## Input material
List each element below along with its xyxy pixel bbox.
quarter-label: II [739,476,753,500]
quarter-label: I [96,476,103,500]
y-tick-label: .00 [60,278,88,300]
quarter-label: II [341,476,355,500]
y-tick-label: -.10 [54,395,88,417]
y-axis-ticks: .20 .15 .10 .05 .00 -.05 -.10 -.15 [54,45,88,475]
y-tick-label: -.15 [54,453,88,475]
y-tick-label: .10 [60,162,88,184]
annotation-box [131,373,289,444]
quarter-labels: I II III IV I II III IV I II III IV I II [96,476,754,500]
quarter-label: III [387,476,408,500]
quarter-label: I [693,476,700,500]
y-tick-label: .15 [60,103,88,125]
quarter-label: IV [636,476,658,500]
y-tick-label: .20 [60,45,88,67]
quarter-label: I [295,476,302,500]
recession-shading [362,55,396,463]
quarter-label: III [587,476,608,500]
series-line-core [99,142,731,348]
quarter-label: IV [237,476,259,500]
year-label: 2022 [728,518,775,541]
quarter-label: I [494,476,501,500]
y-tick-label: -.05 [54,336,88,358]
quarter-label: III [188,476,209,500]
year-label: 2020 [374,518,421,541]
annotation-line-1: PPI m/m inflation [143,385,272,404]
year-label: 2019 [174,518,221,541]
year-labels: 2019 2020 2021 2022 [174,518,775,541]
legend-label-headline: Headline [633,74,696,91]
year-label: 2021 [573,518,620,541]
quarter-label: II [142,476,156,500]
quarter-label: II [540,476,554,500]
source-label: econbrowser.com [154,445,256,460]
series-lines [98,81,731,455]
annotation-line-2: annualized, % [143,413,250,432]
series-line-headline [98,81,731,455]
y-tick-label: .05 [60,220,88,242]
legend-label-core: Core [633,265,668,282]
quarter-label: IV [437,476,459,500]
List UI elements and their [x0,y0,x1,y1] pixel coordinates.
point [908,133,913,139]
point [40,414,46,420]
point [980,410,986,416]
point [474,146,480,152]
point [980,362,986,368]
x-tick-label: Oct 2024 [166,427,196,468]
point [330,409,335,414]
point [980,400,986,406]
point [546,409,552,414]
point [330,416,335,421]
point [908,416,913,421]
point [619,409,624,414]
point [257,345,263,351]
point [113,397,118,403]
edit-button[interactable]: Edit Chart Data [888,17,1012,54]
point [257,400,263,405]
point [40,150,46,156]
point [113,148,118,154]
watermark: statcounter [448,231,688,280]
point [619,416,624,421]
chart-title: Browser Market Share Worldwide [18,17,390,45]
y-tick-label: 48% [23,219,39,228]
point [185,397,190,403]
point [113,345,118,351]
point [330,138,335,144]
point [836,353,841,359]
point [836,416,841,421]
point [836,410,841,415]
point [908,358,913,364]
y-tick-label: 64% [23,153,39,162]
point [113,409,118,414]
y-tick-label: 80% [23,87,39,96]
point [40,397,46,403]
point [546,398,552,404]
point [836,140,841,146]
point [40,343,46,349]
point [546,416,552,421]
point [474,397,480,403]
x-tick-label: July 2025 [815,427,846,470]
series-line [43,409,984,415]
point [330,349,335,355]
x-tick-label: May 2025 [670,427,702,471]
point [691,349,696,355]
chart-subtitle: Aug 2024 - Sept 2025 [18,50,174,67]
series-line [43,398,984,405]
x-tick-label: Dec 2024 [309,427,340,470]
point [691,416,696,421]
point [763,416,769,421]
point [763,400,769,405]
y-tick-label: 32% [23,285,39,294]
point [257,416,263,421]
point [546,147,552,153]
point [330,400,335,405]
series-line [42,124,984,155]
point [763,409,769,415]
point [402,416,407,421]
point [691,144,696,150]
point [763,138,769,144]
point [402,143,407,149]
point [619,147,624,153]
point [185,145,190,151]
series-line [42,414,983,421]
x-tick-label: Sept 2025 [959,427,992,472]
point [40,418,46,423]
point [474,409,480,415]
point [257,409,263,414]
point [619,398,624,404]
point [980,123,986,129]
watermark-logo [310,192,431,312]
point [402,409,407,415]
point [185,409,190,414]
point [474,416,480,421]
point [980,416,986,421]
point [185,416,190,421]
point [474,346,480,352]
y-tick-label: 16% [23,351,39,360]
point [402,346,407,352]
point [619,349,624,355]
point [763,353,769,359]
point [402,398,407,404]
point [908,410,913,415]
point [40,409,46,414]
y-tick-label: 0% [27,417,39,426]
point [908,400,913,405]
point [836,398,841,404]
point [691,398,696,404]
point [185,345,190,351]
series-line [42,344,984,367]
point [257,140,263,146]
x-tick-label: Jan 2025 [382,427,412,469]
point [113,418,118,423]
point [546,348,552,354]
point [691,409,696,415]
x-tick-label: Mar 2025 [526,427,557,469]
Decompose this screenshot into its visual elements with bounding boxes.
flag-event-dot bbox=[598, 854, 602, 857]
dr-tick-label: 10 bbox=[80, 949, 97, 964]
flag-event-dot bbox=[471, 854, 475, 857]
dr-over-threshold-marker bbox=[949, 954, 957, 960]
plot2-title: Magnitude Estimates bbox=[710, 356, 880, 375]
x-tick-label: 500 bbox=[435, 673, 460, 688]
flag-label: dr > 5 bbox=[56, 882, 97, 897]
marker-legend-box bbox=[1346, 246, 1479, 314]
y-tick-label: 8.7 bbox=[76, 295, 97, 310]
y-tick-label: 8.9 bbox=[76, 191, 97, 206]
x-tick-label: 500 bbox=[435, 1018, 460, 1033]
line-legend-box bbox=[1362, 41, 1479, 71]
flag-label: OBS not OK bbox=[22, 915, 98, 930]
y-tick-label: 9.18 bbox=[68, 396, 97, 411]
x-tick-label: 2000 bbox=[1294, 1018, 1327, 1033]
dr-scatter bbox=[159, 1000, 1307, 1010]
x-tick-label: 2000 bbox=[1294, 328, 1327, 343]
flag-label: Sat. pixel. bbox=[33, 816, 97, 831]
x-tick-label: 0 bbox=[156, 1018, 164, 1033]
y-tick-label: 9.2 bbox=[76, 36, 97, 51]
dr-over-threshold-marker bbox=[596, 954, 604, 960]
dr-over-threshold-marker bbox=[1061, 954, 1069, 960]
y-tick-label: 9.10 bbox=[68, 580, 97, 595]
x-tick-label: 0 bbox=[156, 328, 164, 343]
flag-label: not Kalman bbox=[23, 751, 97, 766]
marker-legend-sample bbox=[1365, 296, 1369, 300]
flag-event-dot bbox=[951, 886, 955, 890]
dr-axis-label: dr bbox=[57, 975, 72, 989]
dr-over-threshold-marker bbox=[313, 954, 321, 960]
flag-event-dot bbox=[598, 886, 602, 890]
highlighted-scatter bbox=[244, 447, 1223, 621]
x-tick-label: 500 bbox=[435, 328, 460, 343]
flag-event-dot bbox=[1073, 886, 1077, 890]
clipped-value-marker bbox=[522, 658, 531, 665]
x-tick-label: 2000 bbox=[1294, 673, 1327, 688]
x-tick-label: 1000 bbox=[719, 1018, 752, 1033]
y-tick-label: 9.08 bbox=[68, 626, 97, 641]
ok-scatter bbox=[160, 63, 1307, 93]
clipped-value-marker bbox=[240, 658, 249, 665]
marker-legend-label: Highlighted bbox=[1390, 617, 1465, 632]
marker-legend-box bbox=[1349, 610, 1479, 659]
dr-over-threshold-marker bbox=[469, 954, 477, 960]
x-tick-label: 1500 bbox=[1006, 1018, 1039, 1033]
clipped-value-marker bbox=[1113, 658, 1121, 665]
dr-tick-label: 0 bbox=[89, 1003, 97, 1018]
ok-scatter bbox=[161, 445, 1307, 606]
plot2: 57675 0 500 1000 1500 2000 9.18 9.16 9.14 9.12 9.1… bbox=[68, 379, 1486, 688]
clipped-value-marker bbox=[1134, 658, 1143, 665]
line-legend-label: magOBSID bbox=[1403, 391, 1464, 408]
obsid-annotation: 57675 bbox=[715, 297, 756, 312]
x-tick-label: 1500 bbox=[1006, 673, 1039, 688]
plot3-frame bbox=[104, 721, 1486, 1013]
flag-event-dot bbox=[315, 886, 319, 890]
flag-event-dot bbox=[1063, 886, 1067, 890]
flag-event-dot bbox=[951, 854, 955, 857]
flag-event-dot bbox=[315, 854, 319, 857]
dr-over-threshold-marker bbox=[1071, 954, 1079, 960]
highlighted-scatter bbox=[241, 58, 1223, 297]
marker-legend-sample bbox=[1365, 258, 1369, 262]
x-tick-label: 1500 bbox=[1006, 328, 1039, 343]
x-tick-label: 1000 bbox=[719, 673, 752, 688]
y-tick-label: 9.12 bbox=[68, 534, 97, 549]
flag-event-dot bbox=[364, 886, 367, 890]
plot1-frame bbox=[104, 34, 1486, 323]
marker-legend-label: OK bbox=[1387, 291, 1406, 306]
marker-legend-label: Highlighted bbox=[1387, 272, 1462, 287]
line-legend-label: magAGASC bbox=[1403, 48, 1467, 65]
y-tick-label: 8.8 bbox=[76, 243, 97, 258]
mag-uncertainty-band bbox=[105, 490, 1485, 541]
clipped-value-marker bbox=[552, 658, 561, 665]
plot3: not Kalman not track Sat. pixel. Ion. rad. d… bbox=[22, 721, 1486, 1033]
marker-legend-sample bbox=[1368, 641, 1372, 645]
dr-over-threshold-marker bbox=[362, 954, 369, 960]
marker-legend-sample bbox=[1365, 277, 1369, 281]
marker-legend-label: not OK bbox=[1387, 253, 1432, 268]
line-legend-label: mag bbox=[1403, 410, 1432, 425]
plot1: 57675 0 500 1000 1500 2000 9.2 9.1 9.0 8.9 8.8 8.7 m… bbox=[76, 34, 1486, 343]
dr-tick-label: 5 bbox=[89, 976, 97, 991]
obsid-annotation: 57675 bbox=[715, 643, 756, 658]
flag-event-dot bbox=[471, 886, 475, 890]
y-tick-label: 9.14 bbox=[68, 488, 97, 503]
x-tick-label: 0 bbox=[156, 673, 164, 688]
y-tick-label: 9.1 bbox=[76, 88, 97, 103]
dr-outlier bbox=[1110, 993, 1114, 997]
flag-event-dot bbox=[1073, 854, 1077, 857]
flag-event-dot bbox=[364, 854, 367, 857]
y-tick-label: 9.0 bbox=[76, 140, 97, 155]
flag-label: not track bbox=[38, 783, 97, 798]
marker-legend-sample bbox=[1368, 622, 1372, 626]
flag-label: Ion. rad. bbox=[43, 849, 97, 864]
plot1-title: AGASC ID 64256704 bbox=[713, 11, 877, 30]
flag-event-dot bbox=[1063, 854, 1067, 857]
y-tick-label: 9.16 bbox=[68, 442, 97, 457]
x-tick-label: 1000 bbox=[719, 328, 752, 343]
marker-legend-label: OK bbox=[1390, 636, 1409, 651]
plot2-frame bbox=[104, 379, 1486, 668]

## Task to carry out
Please retype the records exactly, from the first line up to and including the line with "legend-label-core: Core [633,265,668,282]".

## Full response
List each element below along with its xyxy pixel bbox.
quarter-label: II [739,476,753,500]
quarter-label: I [96,476,103,500]
y-tick-label: .00 [60,278,88,300]
quarter-label: II [341,476,355,500]
y-tick-label: -.10 [54,395,88,417]
y-axis-ticks: .20 .15 .10 .05 .00 -.05 -.10 -.15 [54,45,88,475]
y-tick-label: -.15 [54,453,88,475]
y-tick-label: .10 [60,162,88,184]
annotation-box [131,373,289,444]
quarter-labels: I II III IV I II III IV I II III IV I II [96,476,754,500]
quarter-label: III [387,476,408,500]
quarter-label: I [693,476,700,500]
y-tick-label: .15 [60,103,88,125]
quarter-label: IV [636,476,658,500]
y-tick-label: .20 [60,45,88,67]
quarter-label: I [295,476,302,500]
recession-shading [362,55,396,463]
quarter-label: III [587,476,608,500]
series-line-core [99,142,731,348]
quarter-label: IV [237,476,259,500]
year-label: 2022 [728,518,775,541]
quarter-label: I [494,476,501,500]
y-tick-label: -.05 [54,336,88,358]
quarter-label: III [188,476,209,500]
year-label: 2020 [374,518,421,541]
annotation-line-1: PPI m/m inflation [143,385,272,404]
year-label: 2019 [174,518,221,541]
year-labels: 2019 2020 2021 2022 [174,518,775,541]
legend-label-headline: Headline [633,74,696,91]
year-label: 2021 [573,518,620,541]
quarter-label: II [142,476,156,500]
quarter-label: II [540,476,554,500]
source-label: econbrowser.com [154,445,256,460]
series-lines [98,81,731,455]
annotation-line-2: annualized, % [143,413,250,432]
series-line-headline [98,81,731,455]
y-tick-label: .05 [60,220,88,242]
legend-label-core: Core [633,265,668,282]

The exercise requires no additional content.